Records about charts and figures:
-- BEGIN --
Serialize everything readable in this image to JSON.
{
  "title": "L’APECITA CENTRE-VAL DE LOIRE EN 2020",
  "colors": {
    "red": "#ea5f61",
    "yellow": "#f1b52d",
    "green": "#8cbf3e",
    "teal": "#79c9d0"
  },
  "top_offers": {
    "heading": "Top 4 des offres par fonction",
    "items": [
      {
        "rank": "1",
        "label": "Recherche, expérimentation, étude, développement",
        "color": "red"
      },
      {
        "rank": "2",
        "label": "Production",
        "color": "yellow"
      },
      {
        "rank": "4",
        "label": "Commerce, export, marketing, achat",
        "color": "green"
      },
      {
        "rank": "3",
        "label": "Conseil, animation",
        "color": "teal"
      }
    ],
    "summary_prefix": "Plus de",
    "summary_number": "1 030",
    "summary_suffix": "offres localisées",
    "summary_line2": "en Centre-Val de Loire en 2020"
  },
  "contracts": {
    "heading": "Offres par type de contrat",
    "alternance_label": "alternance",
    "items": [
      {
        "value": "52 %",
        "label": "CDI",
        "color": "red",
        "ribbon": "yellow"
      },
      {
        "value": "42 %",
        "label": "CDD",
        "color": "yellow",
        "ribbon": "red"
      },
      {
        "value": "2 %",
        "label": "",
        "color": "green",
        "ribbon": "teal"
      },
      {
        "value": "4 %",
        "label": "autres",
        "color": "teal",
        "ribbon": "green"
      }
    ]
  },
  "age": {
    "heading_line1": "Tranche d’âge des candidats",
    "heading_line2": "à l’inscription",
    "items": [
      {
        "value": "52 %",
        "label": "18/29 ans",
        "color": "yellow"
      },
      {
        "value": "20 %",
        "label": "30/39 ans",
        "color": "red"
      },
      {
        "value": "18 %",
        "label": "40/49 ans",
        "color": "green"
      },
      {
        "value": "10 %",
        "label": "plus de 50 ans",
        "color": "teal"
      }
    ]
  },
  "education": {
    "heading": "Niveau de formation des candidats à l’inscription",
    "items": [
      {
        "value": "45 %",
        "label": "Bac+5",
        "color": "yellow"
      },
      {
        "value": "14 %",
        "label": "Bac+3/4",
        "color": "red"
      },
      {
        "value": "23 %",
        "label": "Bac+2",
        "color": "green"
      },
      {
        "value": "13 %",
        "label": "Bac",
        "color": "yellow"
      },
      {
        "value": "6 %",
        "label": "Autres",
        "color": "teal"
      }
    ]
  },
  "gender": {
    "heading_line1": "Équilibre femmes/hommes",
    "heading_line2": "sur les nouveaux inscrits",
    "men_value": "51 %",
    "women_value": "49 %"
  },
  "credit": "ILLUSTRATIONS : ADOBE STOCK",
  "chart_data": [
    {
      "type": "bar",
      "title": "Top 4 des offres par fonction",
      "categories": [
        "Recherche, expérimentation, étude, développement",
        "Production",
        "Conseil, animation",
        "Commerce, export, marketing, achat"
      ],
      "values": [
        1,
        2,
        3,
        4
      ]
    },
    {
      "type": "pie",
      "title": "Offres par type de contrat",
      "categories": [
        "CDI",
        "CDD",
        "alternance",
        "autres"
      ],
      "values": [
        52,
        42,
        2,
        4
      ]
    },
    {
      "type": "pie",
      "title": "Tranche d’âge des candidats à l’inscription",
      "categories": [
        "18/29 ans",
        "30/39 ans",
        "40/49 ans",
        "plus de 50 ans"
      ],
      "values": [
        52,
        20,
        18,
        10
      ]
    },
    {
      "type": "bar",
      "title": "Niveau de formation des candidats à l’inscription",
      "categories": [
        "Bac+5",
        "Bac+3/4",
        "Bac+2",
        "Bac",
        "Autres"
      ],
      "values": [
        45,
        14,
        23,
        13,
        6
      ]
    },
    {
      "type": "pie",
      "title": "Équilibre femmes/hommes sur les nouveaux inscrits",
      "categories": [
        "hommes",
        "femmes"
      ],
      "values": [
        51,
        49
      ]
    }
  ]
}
-- END --
Identify and copy lines that hold the string "hommes".

(Correct response)
    "heading_line1": "Équilibre femmes/hommes",
      "title": "Équilibre femmes/hommes sur les nouveaux inscrits",
        "hommes",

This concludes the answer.